— Directive —
"system" appears in how many lines of the entries? State only the number.

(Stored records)
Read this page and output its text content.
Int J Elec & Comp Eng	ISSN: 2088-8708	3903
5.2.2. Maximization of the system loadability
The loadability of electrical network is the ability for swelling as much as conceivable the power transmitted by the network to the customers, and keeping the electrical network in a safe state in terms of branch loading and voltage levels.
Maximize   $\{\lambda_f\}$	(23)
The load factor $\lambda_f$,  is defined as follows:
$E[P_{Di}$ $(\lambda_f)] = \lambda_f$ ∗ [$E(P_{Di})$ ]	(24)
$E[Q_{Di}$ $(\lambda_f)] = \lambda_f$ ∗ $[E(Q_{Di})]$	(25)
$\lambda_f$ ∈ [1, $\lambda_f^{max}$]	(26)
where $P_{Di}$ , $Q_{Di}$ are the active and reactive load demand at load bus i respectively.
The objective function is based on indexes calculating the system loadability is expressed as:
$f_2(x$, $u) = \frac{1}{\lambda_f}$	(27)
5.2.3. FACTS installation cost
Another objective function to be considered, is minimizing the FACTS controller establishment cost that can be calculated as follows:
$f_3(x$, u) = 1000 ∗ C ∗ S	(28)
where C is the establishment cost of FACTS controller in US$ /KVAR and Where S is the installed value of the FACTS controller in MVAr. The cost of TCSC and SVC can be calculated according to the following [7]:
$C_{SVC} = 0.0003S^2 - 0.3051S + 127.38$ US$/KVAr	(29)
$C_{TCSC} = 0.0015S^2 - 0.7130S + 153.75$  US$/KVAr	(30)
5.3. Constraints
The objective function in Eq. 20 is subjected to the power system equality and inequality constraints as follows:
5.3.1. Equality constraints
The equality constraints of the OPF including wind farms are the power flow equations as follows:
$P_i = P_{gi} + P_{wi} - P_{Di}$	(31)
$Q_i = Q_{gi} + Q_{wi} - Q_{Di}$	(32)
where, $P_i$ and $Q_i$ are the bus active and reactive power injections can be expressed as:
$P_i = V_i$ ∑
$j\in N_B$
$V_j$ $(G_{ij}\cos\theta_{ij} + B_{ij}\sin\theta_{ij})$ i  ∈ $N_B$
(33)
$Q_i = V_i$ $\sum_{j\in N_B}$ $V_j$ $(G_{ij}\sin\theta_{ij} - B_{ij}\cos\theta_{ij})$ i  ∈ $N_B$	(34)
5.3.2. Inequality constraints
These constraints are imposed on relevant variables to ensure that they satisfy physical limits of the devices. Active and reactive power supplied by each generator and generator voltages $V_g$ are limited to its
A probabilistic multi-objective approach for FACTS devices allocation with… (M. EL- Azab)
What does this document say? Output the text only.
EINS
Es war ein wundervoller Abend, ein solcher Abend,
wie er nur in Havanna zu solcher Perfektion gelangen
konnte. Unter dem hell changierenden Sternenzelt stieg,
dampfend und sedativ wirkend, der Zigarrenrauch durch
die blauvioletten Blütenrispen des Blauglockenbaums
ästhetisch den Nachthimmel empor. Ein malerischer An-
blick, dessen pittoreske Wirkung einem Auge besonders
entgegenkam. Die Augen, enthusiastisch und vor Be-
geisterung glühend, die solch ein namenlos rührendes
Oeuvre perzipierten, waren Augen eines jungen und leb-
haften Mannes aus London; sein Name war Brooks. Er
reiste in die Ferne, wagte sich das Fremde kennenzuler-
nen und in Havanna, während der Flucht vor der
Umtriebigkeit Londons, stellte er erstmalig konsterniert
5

— Result for this exercise —
3